━━━ Data entries
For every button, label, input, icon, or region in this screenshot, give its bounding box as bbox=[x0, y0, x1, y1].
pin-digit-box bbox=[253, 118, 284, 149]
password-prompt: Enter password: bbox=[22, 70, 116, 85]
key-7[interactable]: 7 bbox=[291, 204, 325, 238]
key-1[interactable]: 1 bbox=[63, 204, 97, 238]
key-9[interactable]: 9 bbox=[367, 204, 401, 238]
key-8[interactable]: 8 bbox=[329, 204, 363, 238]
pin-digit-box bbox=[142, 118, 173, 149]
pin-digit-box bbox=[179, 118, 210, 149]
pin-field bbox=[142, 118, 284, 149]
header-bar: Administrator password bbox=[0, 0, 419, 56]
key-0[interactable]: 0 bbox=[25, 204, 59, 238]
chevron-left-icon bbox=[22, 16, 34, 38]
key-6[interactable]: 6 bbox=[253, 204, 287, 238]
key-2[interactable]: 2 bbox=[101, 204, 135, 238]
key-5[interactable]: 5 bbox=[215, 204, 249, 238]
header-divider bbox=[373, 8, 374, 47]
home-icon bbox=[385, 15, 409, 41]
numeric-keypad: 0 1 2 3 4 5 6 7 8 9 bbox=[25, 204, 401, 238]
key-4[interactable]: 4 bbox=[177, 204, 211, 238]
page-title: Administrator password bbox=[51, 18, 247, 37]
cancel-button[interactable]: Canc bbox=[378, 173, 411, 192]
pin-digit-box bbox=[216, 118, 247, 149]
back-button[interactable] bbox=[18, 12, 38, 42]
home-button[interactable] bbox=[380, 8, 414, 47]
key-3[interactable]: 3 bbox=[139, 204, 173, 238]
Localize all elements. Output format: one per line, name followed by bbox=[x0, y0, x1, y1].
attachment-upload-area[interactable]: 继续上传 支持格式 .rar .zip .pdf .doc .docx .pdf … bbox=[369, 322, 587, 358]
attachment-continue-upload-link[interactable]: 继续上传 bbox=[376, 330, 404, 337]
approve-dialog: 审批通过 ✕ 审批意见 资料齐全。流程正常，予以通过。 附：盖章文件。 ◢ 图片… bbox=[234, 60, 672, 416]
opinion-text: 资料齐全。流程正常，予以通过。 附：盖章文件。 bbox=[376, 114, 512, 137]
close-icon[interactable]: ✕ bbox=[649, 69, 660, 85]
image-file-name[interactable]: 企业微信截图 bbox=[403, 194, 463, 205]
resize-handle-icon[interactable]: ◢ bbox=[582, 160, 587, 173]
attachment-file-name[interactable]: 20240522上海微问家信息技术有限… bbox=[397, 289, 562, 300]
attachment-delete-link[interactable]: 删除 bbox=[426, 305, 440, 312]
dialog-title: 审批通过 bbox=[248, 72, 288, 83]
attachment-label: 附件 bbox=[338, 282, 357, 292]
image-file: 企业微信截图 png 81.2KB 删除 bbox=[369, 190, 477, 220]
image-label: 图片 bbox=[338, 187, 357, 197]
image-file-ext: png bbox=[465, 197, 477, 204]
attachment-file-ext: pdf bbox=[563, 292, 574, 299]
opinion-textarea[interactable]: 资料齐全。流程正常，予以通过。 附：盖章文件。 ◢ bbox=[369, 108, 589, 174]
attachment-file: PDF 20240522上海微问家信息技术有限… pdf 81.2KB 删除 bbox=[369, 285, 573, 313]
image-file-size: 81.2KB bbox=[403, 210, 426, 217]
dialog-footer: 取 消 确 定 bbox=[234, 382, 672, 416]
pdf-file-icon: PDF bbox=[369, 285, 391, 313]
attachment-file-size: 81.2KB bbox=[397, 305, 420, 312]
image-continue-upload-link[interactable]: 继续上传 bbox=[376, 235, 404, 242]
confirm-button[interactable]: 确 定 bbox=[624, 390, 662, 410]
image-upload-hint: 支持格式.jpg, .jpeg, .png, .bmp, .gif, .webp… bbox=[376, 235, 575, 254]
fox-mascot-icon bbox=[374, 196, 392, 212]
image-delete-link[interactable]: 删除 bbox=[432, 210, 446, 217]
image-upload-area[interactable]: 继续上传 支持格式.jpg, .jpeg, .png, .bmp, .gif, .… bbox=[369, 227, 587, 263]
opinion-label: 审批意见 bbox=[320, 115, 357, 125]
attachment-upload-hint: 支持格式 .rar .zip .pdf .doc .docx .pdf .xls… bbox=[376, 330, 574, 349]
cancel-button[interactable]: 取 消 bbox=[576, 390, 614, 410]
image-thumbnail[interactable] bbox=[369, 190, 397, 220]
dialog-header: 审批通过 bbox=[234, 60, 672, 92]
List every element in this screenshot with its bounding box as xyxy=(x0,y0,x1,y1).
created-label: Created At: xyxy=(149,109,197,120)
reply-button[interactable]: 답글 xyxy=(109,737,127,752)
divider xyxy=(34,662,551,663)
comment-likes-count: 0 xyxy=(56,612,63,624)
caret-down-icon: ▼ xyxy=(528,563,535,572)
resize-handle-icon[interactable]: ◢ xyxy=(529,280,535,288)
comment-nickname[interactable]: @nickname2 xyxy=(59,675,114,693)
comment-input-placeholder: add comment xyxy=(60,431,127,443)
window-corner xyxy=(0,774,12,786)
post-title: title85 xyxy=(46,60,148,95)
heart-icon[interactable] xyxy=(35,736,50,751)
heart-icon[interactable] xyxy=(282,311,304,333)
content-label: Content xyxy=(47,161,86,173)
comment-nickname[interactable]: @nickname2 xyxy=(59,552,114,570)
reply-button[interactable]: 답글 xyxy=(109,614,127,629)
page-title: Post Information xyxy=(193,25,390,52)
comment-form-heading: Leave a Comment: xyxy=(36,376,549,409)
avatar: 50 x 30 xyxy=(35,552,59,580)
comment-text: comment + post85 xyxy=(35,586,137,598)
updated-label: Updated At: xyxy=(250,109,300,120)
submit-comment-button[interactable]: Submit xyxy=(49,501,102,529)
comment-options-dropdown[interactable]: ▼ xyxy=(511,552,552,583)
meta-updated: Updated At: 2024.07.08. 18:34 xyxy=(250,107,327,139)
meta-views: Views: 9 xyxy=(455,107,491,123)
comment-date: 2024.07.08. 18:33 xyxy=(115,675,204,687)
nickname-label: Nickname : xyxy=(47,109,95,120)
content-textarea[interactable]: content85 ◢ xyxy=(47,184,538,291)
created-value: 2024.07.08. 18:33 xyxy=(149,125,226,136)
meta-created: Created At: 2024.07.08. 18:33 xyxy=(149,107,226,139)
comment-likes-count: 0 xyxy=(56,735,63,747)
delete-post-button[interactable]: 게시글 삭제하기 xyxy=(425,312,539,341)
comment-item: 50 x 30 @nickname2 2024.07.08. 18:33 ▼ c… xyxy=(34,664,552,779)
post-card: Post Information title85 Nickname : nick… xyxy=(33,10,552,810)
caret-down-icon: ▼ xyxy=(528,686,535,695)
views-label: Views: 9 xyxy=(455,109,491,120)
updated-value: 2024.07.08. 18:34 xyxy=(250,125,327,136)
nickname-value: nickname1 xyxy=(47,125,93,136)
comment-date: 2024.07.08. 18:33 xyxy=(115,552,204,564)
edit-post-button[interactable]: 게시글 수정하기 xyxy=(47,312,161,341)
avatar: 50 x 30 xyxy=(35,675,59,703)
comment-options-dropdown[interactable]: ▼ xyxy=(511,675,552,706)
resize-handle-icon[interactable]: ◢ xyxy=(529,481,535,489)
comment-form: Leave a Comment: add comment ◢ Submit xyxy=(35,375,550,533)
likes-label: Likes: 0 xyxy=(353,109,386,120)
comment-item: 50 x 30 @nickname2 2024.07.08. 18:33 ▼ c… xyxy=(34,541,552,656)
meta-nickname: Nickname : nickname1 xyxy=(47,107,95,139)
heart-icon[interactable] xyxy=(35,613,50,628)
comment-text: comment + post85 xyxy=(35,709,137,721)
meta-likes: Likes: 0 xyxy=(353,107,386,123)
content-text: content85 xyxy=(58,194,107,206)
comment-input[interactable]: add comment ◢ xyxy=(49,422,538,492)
━━━━━━
Swap "interactable" for "clickable" in the entries from the first line through the line holding "pin-digit-box bbox=[179, 118, 210, 149]", inclusive. Return only those lines, with nothing else changed.

## Written answer:
For every button, label, input, icon, or region in this screenshot, give its bounding box as bbox=[x0, y0, x1, y1].
pin-digit-box bbox=[253, 118, 284, 149]
password-prompt: Enter password: bbox=[22, 70, 116, 85]
key-7[clickable]: 7 bbox=[291, 204, 325, 238]
key-1[clickable]: 1 bbox=[63, 204, 97, 238]
key-9[clickable]: 9 bbox=[367, 204, 401, 238]
key-8[clickable]: 8 bbox=[329, 204, 363, 238]
pin-digit-box bbox=[142, 118, 173, 149]
pin-digit-box bbox=[179, 118, 210, 149]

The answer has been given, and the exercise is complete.